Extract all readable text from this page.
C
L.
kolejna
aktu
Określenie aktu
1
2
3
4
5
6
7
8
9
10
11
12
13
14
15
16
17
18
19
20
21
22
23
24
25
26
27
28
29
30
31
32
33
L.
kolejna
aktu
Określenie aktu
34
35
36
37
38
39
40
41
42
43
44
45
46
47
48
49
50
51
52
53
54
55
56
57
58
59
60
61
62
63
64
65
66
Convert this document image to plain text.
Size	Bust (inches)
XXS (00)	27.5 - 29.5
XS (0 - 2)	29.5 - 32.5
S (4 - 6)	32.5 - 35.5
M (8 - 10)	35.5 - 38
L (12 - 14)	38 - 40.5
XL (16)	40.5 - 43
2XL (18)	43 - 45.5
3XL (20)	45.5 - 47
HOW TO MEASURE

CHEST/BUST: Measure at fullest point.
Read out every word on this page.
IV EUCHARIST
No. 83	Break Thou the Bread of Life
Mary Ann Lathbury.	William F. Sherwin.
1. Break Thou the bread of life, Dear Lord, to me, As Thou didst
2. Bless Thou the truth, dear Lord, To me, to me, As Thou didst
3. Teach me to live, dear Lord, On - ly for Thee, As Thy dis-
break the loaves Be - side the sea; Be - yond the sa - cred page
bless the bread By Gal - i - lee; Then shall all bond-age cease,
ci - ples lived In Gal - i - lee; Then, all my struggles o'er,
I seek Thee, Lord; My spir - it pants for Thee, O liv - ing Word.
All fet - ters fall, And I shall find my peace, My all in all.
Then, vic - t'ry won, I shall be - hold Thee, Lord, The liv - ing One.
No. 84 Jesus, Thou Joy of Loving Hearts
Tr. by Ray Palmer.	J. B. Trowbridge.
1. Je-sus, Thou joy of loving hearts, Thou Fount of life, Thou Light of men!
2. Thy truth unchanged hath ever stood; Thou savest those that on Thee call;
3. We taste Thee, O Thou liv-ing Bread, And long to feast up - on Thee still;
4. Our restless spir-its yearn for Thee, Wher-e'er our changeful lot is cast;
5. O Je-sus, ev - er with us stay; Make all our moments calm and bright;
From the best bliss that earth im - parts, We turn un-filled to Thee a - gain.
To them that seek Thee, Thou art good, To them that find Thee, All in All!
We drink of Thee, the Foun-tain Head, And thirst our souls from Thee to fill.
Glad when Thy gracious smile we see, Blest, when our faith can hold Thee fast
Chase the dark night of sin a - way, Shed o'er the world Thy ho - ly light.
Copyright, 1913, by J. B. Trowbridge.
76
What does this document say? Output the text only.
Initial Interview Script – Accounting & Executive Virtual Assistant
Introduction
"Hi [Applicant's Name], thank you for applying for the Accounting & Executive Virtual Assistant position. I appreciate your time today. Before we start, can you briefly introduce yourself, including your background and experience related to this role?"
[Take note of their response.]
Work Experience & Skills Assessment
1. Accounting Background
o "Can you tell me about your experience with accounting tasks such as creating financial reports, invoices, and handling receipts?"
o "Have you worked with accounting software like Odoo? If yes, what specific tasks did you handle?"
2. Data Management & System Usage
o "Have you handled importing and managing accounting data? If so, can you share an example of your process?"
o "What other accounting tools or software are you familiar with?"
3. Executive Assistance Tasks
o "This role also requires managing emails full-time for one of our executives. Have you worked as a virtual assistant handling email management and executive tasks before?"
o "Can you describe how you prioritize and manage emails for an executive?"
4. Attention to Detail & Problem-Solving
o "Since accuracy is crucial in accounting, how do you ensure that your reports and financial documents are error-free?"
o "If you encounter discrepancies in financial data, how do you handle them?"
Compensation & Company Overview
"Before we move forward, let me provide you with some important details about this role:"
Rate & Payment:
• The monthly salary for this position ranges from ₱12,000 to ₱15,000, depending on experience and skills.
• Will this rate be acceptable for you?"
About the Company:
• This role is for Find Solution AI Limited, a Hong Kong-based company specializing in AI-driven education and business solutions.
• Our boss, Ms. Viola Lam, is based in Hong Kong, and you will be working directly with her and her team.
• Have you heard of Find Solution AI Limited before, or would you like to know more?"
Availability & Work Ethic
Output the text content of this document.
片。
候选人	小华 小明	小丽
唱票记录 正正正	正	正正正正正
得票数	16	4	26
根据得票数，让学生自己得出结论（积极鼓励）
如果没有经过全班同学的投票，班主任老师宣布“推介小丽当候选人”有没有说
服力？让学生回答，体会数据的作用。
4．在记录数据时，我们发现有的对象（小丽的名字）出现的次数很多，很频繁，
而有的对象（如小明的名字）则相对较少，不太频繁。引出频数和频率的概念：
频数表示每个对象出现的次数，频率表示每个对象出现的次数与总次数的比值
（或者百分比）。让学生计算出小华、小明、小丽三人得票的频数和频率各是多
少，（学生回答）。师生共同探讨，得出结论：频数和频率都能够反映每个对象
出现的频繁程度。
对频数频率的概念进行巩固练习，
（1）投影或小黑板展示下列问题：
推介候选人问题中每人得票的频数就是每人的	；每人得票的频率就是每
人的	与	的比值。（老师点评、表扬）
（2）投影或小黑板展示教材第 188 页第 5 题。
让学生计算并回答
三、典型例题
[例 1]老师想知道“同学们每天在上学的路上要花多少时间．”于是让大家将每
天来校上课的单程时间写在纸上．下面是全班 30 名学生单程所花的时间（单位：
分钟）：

* * * *

Stated goal: Each entry above is to be quoted exactly.

Reply:
Extract all readable text from this page.
C
L.
kolejna
aktu
Określenie aktu
1
2
3
4
5
6
7
8
9
10
11
12
13
14
15
16
17
18
19
20
21
22
23
24
25
26
27
28
29
30
31
32
33
L.
kolejna
aktu
Określenie aktu
34
35
36
37
38
39
40
41
42
43
44
45
46
47
48
49
50
51
52
53
54
55
56
57
58
59
60
61
62
63
64
65
66
Convert this document image to plain text.
Size	Bust (inches)
XXS (00)	27.5 - 29.5
XS (0 - 2)	29.5 - 32.5
S (4 - 6)	32.5 - 35.5
M (8 - 10)	35.5 - 38
L (12 - 14)	38 - 40.5
XL (16)	40.5 - 43
2XL (18)	43 - 45.5
3XL (20)	45.5 - 47
HOW TO MEASURE

CHEST/BUST: Measure at fullest point.
Read out every word on this page.
IV EUCHARIST
No. 83	Break Thou the Bread of Life
Mary Ann Lathbury.	William F. Sherwin.
1. Break Thou the bread of life, Dear Lord, to me, As Thou didst
2. Bless Thou the truth, dear Lord, To me, to me, As Thou didst
3. Teach me to live, dear Lord, On - ly for Thee, As Thy dis-
break the loaves Be - side the sea; Be - yond the sa - cred page
bless the bread By Gal - i - lee; Then shall all bond-age cease,
ci - ples lived In Gal - i - lee; Then, all my struggles o'er,
I seek Thee, Lord; My spir - it pants for Thee, O liv - ing Word.
All fet - ters fall, And I shall find my peace, My all in all.
Then, vic - t'ry won, I shall be - hold Thee, Lord, The liv - ing One.
No. 84 Jesus, Thou Joy of Loving Hearts
Tr. by Ray Palmer.	J. B. Trowbridge.
1. Je-sus, Thou joy of loving hearts, Thou Fount of life, Thou Light of men!
2. Thy truth unchanged hath ever stood; Thou savest those that on Thee call;
3. We taste Thee, O Thou liv-ing Bread, And long to feast up - on Thee still;
4. Our restless spir-its yearn for Thee, Wher-e'er our changeful lot is cast;
5. O Je-sus, ev - er with us stay; Make all our moments calm and bright;
From the best bliss that earth im - parts, We turn un-filled to Thee a - gain.
To them that seek Thee, Thou art good, To them that find Thee, All in All!
We drink of Thee, the Foun-tain Head, And thirst our souls from Thee to fill.
Glad when Thy gracious smile we see, Blest, when our faith can hold Thee fast
Chase the dark night of sin a - way, Shed o'er the world Thy ho - ly light.
Copyright, 1913, by J. B. Trowbridge.
76
What does this document say? Output the text only.
Initial Interview Script – Accounting & Executive Virtual Assistant
Introduction
"Hi [Applicant's Name], thank you for applying for the Accounting & Executive Virtual Assistant position. I appreciate your time today. Before we start, can you briefly introduce yourself, including your background and experience related to this role?"
[Take note of their response.]
Work Experience & Skills Assessment
1. Accounting Background
o "Can you tell me about your experience with accounting tasks such as creating financial reports, invoices, and handling receipts?"
o "Have you worked with accounting software like Odoo? If yes, what specific tasks did you handle?"
2. Data Management & System Usage
o "Have you handled importing and managing accounting data? If so, can you share an example of your process?"
o "What other accounting tools or software are you familiar with?"
3. Executive Assistance Tasks
o "This role also requires managing emails full-time for one of our executives. Have you worked as a virtual assistant handling email management and executive tasks before?"
o "Can you describe how you prioritize and manage emails for an executive?"
4. Attention to Detail & Problem-Solving
o "Since accuracy is crucial in accounting, how do you ensure that your reports and financial documents are error-free?"
o "If you encounter discrepancies in financial data, how do you handle them?"
Compensation & Company Overview
"Before we move forward, let me provide you with some important details about this role:"
Rate & Payment:
• The monthly salary for this position ranges from ₱12,000 to ₱15,000, depending on experience and skills.
• Will this rate be acceptable for you?"
About the Company:
• This role is for Find Solution AI Limited, a Hong Kong-based company specializing in AI-driven education and business solutions.
• Our boss, Ms. Viola Lam, is based in Hong Kong, and you will be working directly with her and her team.
• Have you heard of Find Solution AI Limited before, or would you like to know more?"
Availability & Work Ethic
Output the text content of this document.
片。
候选人	小华 小明	小丽
唱票记录 正正正	正	正正正正正
得票数	16	4	26
根据得票数，让学生自己得出结论（积极鼓励）
如果没有经过全班同学的投票，班主任老师宣布“推介小丽当候选人”有没有说
服力？让学生回答，体会数据的作用。
4．在记录数据时，我们发现有的对象（小丽的名字）出现的次数很多，很频繁，
而有的对象（如小明的名字）则相对较少，不太频繁。引出频数和频率的概念：
频数表示每个对象出现的次数，频率表示每个对象出现的次数与总次数的比值
（或者百分比）。让学生计算出小华、小明、小丽三人得票的频数和频率各是多
少，（学生回答）。师生共同探讨，得出结论：频数和频率都能够反映每个对象
出现的频繁程度。
对频数频率的概念进行巩固练习，
（1）投影或小黑板展示下列问题：
推介候选人问题中每人得票的频数就是每人的	；每人得票的频率就是每
人的	与	的比值。（老师点评、表扬）
（2）投影或小黑板展示教材第 188 页第 5 题。
让学生计算并回答
三、典型例题
[例 1]老师想知道“同学们每天在上学的路上要花多少时间．”于是让大家将每
天来校上课的单程时间写在纸上．下面是全班 30 名学生单程所花的时间（单位：
分钟）：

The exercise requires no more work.